Short exercise: Locate each line with the string "this" in the listing below and copy it.
____ Information provided
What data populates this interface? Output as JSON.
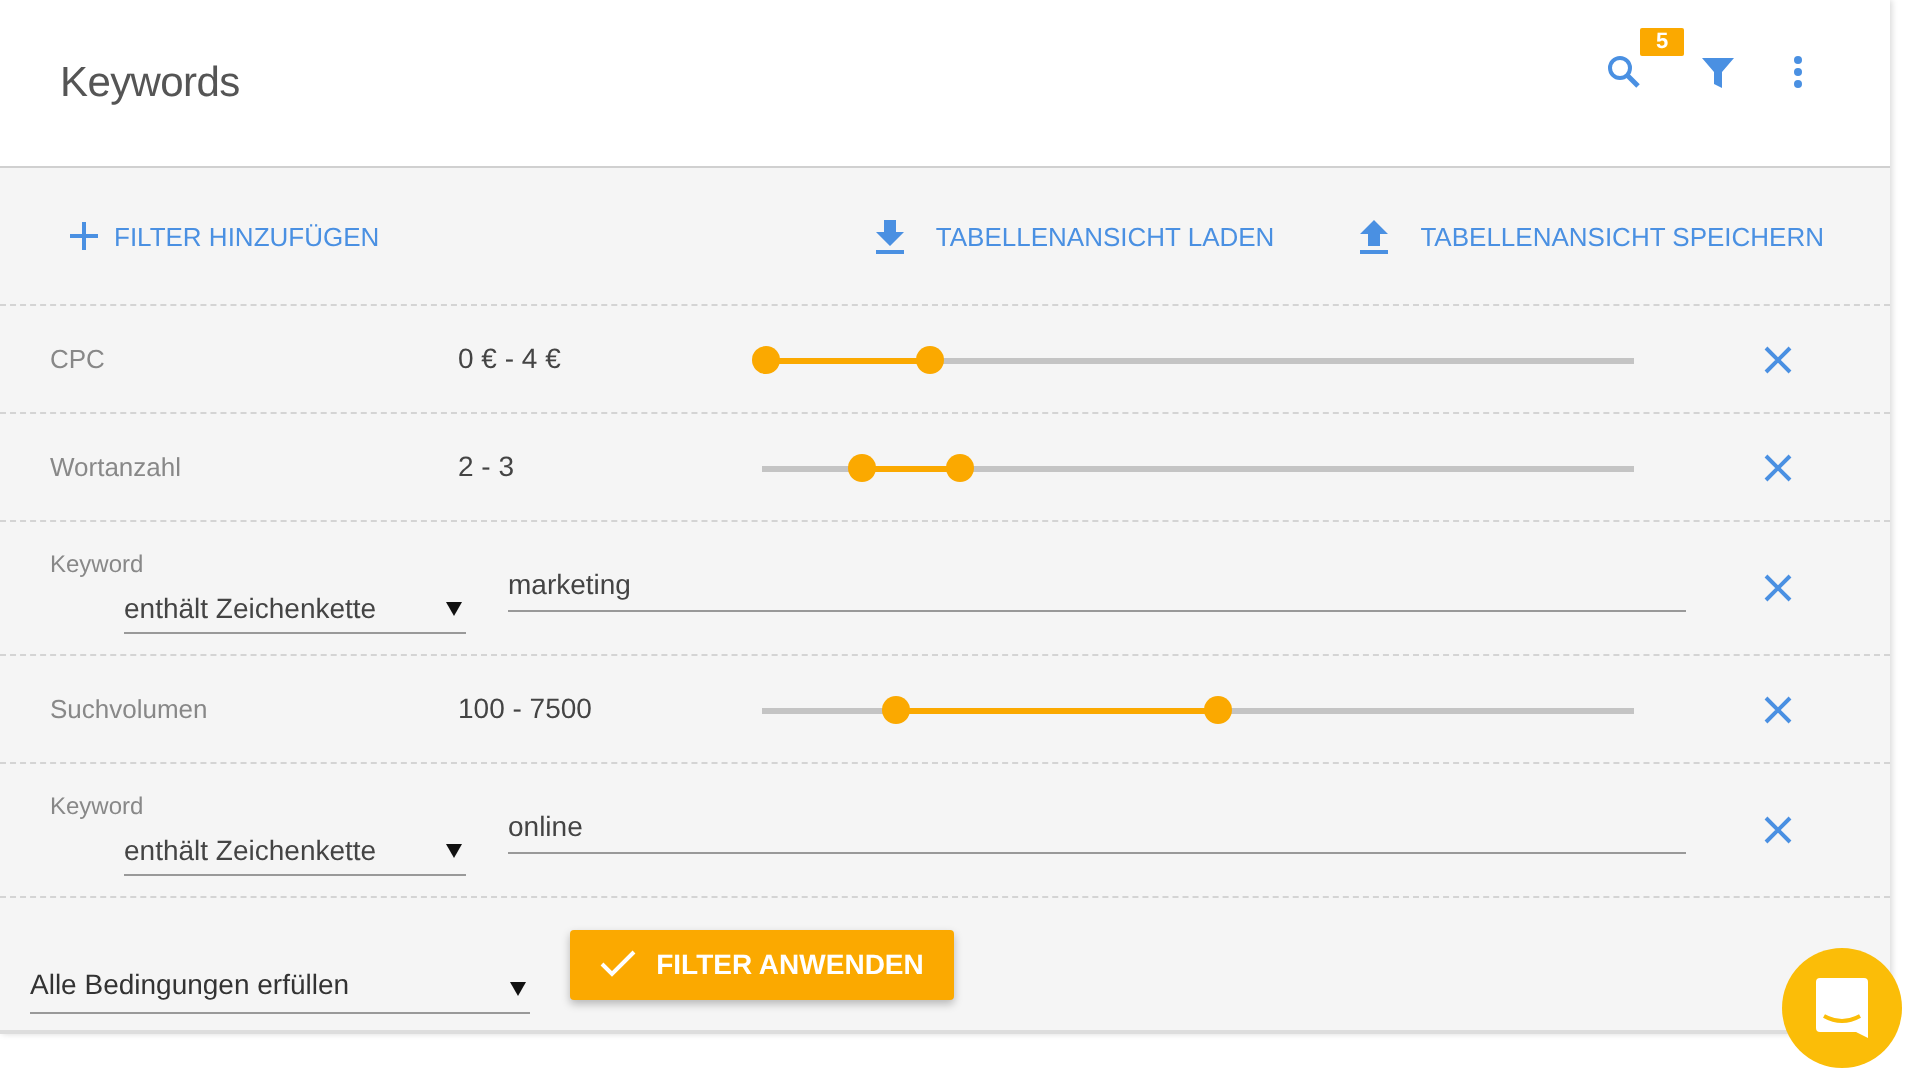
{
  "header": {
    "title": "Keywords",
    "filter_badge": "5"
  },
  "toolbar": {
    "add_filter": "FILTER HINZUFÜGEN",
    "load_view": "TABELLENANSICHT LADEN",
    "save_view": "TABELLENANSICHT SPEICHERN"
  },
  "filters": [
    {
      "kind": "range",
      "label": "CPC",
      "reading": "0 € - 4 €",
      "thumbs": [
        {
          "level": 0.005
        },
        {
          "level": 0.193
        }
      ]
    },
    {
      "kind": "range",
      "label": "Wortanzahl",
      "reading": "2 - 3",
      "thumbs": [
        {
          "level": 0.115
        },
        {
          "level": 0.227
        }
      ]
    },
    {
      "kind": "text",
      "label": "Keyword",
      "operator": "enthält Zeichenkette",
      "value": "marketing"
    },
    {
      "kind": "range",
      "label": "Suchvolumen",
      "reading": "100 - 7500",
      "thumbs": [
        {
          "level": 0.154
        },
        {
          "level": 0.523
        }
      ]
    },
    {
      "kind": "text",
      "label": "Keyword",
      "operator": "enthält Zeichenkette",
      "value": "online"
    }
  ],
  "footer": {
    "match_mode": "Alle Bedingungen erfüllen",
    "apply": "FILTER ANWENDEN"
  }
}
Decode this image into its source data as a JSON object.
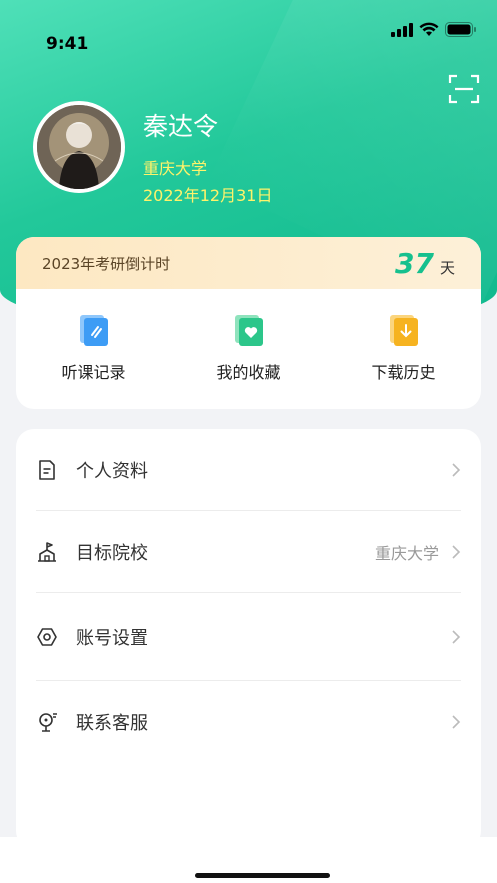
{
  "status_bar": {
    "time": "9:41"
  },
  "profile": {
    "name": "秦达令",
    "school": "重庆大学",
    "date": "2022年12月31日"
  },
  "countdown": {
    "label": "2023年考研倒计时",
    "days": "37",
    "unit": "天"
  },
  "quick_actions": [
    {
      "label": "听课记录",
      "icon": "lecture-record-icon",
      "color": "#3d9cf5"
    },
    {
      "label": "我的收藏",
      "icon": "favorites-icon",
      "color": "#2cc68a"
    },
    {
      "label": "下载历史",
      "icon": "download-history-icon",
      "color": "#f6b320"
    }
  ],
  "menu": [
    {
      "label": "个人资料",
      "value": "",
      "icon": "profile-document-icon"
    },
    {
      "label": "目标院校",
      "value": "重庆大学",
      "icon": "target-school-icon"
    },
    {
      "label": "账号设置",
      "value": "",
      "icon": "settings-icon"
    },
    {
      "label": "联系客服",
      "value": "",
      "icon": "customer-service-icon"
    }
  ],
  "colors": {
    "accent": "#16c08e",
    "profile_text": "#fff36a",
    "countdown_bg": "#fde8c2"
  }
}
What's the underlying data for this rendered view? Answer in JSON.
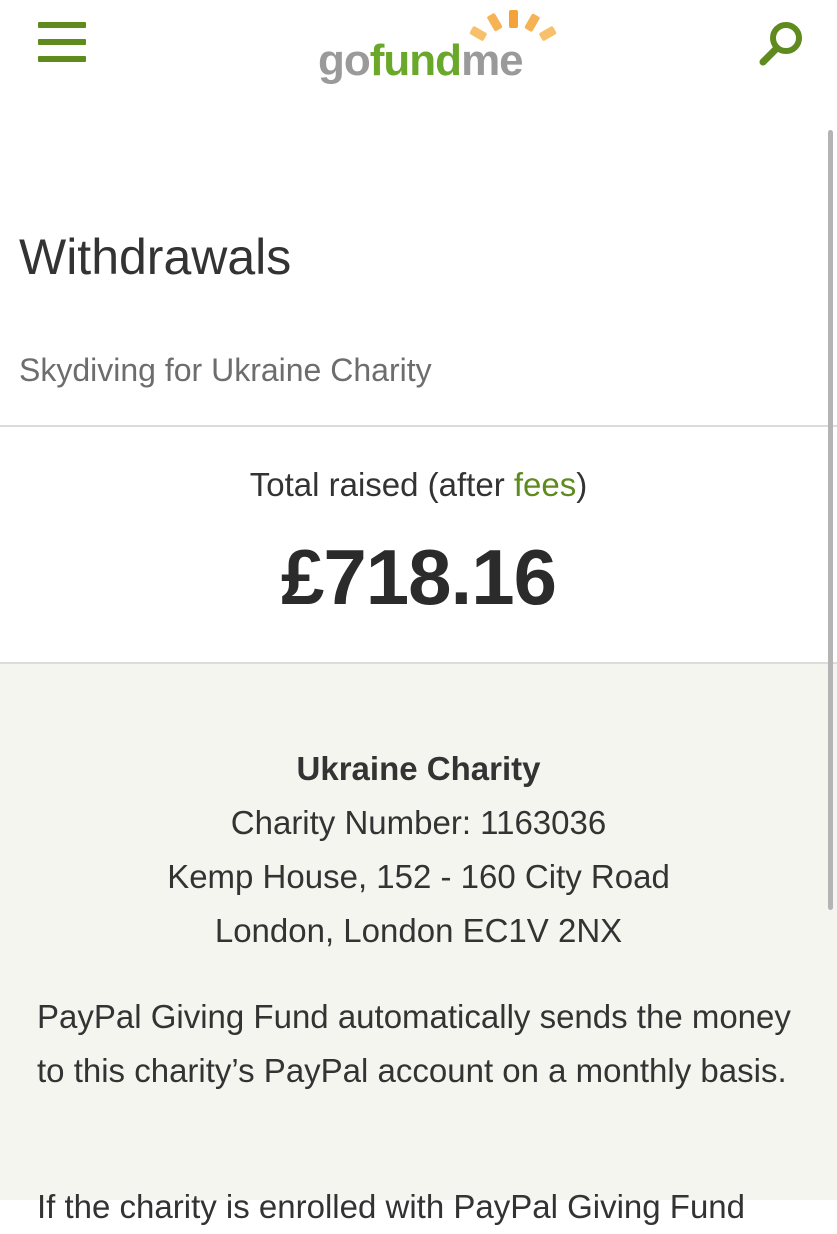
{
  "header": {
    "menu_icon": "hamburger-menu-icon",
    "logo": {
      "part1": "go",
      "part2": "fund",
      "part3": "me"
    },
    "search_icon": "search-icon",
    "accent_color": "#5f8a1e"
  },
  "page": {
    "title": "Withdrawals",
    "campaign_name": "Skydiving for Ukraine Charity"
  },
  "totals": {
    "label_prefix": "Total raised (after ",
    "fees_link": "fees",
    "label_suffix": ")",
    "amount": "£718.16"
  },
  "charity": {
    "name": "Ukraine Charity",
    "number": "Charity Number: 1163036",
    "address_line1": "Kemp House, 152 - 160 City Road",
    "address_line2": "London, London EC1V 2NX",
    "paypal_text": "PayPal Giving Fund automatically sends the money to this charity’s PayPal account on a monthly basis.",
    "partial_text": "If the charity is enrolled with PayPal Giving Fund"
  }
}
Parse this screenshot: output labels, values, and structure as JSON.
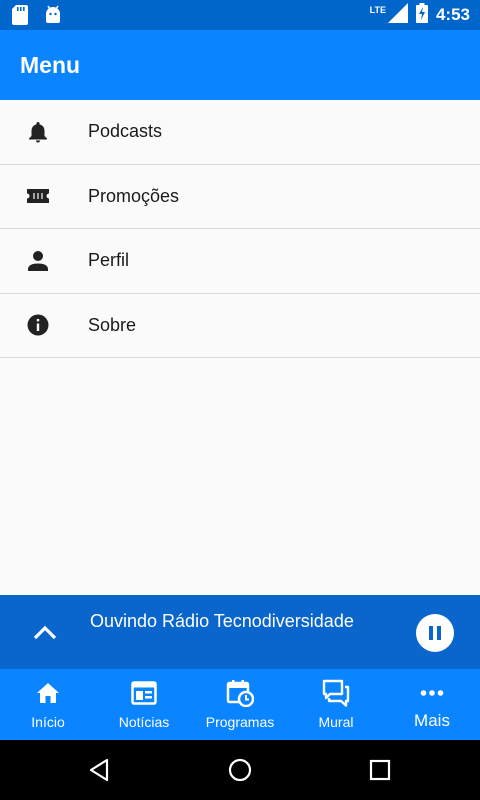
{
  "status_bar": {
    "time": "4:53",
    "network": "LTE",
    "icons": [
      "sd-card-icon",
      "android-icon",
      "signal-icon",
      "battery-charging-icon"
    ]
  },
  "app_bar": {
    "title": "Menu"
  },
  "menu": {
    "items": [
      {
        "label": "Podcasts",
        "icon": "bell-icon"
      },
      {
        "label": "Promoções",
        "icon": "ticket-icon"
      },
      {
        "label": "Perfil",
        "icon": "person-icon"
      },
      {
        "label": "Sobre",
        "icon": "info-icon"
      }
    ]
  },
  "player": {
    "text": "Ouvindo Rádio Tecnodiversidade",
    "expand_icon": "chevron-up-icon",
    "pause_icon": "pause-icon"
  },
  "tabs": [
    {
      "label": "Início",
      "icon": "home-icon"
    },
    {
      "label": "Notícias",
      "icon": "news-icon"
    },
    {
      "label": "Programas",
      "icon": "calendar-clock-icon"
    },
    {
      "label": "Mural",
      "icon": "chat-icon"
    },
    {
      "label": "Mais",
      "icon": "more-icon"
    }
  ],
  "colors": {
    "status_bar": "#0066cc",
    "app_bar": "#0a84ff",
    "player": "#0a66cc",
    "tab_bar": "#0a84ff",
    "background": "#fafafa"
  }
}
________
Task solution:
What data populates this interface? Output as JSON.
Decode this image into its source data as a JSON object.
What's the underlying data for this rendered view? Answer in JSON.
    "paypal_text": "PayPal Giving Fund automatically sends the money to this charity’s PayPal account on a monthly basis.",
Parse this screenshot: output labels, values, and structure as JSON.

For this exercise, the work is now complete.